## Supplied information
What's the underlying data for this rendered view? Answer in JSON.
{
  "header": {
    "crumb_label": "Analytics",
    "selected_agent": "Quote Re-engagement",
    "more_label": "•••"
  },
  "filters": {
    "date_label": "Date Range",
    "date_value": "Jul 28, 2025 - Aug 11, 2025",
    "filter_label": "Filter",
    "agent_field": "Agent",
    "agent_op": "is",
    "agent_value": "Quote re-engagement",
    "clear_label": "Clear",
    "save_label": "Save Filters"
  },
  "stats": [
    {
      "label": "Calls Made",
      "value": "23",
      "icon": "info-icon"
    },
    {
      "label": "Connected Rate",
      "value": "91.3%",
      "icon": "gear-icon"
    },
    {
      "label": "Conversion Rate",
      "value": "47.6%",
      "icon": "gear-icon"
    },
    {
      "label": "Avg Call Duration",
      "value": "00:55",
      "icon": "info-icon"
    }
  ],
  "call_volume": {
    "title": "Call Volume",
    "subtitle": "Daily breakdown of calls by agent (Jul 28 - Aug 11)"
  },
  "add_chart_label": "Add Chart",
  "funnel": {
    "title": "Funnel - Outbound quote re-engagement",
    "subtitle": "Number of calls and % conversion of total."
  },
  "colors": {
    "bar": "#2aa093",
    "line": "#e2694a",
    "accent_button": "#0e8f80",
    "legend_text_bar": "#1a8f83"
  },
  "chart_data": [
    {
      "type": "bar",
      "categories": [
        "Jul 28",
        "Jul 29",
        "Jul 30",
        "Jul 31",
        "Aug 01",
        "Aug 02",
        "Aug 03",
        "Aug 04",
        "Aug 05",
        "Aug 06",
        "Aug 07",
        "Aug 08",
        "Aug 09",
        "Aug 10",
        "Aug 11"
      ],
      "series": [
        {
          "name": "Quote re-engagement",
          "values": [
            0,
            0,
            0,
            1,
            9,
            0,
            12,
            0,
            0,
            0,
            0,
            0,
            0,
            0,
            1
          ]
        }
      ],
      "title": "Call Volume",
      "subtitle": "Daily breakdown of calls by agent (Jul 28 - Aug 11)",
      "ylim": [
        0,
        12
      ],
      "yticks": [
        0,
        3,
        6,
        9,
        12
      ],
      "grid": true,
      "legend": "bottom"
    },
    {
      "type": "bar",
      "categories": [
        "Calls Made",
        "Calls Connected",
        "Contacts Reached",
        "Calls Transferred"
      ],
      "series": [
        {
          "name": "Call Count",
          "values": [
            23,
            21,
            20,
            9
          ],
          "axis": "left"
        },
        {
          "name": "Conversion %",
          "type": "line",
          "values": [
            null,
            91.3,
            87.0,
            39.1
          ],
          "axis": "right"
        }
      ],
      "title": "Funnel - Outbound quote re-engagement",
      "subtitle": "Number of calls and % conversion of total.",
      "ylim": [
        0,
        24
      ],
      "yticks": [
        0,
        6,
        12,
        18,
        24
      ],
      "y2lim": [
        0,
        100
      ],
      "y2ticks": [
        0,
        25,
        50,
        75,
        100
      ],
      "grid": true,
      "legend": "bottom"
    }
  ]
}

## Set problem
Out of the material above, select every line that holds the string "breakdown".

## Response below
    "subtitle": "Daily breakdown of calls by agent (Jul 28 - Aug 11)"
      "subtitle": "Daily breakdown of calls by agent (Jul 28 - Aug 11)",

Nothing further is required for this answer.